→ Collected data
************

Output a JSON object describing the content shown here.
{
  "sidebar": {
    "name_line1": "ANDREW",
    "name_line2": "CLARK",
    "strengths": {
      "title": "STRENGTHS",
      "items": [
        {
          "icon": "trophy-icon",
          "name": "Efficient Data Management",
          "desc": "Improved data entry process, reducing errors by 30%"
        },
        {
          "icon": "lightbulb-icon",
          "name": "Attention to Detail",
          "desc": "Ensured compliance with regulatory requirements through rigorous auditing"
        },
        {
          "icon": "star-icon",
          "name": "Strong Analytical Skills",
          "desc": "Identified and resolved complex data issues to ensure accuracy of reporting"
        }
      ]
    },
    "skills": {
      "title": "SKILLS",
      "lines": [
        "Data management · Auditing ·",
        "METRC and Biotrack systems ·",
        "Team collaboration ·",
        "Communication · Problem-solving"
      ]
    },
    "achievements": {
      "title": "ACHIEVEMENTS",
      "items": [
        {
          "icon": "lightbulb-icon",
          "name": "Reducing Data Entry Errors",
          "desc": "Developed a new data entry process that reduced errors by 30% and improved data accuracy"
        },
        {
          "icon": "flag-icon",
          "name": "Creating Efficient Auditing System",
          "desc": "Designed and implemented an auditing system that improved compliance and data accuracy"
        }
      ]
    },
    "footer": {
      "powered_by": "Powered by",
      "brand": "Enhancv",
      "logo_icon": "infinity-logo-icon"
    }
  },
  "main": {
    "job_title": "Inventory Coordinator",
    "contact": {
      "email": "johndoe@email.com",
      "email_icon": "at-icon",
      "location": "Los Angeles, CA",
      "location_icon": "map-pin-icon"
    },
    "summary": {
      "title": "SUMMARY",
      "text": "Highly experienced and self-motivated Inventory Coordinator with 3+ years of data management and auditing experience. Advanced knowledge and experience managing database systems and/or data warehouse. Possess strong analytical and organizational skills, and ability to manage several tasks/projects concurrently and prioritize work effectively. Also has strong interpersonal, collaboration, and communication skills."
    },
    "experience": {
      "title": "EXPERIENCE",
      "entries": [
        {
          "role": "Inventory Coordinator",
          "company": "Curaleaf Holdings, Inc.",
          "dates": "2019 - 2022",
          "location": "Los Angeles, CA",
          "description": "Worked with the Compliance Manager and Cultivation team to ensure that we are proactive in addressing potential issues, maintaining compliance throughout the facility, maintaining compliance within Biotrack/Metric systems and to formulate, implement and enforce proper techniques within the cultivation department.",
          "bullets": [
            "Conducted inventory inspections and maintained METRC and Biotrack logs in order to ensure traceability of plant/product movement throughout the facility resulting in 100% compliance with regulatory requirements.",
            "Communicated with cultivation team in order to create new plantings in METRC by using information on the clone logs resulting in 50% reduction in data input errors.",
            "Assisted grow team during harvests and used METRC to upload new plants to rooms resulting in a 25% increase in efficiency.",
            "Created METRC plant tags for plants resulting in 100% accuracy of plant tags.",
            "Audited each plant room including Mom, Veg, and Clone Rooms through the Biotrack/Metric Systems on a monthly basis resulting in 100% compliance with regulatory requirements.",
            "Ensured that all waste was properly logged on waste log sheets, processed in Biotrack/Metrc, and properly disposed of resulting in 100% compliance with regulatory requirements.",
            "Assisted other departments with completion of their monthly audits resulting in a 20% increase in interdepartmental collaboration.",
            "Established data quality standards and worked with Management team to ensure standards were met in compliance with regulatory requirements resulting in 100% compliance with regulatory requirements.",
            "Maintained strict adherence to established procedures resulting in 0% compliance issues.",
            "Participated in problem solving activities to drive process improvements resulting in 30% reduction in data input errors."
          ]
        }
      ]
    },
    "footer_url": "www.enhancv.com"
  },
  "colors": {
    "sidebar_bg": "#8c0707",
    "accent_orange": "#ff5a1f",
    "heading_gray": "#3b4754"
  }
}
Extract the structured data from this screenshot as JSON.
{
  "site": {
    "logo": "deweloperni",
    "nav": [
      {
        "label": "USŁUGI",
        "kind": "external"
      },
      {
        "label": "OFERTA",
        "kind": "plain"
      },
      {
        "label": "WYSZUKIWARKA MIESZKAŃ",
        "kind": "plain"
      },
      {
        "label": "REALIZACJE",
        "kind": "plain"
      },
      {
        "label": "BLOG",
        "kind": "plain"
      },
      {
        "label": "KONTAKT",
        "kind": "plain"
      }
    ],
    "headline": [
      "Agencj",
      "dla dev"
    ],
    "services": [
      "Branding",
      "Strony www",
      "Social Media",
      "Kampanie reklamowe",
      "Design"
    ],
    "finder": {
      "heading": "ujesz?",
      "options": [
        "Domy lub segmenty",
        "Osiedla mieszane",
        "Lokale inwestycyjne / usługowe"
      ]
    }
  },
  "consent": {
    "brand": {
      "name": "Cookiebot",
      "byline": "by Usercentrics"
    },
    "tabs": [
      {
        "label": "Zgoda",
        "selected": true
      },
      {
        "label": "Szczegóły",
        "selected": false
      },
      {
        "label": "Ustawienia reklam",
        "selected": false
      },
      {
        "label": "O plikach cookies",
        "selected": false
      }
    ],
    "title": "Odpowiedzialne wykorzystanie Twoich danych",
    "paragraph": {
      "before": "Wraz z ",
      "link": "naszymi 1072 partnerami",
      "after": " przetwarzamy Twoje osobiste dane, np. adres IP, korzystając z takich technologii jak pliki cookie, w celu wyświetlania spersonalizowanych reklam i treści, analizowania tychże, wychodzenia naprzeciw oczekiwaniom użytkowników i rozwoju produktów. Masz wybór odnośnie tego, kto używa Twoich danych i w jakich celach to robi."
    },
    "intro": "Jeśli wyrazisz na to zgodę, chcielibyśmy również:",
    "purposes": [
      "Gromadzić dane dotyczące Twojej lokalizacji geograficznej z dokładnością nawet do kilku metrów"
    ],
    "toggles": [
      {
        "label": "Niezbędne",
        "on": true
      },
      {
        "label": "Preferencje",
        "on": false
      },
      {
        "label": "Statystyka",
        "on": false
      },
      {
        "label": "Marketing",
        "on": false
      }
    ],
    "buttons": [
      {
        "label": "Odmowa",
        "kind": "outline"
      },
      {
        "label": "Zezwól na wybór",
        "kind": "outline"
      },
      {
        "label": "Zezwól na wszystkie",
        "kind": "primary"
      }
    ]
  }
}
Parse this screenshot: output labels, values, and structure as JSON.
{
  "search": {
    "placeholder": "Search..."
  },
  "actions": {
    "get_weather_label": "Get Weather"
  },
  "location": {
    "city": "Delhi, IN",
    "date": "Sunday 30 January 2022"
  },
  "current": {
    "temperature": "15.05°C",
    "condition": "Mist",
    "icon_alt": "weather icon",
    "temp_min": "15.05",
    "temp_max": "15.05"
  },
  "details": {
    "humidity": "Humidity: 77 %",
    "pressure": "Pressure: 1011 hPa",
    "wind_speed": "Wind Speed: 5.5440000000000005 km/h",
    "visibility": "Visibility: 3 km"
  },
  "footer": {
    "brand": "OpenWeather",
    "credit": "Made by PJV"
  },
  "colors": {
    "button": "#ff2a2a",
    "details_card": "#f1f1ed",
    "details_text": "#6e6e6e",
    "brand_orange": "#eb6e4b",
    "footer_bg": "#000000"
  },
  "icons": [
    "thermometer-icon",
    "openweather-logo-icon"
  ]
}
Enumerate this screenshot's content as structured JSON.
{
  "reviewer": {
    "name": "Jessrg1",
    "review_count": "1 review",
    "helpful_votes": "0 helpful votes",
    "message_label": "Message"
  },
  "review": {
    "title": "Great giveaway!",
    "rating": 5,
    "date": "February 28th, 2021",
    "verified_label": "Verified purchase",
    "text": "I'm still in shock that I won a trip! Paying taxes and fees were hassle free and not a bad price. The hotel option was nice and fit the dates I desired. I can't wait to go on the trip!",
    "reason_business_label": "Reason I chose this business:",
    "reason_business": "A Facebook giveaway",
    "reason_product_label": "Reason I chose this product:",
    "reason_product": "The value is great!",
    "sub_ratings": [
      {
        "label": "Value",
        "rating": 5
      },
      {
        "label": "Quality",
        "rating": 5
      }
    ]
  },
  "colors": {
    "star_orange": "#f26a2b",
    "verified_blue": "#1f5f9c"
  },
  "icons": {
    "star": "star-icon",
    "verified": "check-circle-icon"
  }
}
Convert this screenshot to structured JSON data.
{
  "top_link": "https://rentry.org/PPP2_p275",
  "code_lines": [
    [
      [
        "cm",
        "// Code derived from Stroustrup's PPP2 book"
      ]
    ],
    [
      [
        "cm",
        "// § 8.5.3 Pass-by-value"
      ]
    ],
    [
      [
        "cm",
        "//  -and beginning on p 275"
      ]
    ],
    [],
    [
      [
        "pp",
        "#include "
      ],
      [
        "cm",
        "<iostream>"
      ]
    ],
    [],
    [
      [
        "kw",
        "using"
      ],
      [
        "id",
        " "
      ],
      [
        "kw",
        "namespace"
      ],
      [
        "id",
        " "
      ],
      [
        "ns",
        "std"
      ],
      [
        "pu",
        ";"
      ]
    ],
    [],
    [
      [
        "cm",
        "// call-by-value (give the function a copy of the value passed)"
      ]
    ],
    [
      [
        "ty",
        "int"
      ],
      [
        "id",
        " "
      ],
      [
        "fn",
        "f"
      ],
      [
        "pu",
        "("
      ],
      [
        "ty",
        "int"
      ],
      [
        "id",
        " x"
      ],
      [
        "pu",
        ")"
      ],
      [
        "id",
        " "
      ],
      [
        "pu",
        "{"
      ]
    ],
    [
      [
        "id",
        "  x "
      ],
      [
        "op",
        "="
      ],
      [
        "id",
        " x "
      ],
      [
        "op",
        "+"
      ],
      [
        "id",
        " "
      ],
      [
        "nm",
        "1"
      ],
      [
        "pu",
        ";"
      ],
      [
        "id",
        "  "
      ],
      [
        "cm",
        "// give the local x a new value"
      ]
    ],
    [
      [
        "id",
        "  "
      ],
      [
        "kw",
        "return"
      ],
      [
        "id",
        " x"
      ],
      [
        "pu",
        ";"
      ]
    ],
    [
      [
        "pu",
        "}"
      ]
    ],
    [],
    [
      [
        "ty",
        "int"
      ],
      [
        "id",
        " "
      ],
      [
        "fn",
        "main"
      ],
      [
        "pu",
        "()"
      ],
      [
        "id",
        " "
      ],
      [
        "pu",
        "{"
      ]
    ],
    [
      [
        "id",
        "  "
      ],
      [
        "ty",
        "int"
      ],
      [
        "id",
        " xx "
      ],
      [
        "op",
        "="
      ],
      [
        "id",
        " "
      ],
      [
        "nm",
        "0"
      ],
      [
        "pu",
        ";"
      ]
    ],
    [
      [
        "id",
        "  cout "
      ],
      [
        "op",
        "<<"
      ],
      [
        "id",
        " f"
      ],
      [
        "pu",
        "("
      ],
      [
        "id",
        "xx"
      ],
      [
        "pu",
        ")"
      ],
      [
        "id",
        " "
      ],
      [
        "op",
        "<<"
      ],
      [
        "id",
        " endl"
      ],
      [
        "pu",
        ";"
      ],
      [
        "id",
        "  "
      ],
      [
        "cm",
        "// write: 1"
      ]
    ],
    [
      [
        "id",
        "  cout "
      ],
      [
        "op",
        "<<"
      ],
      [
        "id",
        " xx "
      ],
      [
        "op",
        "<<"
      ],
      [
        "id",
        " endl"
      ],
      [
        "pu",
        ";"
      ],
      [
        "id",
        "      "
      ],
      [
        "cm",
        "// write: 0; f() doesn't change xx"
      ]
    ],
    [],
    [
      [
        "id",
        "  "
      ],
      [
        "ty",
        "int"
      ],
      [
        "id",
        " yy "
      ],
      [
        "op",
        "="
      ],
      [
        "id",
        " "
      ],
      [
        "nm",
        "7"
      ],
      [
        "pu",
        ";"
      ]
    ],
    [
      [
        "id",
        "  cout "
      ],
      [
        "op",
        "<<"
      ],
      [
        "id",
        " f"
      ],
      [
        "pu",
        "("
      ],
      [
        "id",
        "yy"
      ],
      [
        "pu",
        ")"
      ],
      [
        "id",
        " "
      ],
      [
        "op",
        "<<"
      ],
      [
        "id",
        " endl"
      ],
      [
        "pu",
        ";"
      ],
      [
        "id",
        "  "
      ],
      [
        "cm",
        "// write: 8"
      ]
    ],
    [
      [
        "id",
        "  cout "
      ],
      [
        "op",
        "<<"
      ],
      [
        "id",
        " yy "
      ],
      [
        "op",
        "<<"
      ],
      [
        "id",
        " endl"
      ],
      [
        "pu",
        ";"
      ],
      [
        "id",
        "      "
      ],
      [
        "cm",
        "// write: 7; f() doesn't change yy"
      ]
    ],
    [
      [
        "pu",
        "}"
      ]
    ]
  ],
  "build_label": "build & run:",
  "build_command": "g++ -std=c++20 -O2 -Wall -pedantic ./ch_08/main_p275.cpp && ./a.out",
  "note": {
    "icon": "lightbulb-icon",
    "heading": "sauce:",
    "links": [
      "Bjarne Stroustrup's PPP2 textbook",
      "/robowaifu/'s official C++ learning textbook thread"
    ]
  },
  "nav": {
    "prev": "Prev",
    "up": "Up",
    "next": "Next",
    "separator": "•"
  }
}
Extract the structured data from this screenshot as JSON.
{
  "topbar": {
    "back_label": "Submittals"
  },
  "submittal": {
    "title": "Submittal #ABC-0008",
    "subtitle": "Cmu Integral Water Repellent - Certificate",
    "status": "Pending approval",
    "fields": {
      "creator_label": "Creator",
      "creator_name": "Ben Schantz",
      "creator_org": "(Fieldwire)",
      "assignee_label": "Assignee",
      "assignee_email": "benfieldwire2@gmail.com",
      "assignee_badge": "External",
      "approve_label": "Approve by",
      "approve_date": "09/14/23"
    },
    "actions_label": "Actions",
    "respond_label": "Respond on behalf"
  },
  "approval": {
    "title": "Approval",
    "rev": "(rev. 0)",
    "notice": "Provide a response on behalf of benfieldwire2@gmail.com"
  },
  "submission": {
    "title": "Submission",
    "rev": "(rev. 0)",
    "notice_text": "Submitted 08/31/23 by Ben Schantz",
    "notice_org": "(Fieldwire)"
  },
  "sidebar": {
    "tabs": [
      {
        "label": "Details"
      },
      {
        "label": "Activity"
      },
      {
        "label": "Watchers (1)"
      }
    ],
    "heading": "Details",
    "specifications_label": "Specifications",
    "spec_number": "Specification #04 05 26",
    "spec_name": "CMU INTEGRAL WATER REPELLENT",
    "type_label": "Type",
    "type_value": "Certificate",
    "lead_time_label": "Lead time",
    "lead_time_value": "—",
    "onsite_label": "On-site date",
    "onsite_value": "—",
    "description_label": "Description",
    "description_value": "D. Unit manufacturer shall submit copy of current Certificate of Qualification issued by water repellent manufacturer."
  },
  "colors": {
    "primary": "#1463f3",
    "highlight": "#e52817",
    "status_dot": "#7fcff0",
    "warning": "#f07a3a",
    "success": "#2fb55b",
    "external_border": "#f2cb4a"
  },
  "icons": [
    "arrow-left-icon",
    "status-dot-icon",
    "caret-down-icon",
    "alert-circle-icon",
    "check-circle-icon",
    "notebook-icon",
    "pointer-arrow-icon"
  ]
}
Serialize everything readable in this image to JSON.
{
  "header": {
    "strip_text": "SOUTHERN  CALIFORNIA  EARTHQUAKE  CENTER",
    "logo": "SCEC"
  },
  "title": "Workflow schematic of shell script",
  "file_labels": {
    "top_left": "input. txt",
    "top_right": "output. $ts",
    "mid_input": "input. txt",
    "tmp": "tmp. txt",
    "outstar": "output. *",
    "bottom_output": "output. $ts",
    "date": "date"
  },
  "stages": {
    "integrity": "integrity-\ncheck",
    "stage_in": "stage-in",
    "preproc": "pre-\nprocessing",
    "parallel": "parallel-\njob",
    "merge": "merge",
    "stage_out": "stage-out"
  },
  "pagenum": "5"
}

************

→ Objective
Write down only how many lines in the listing contain the word "circle".

→ Output of the exercise
3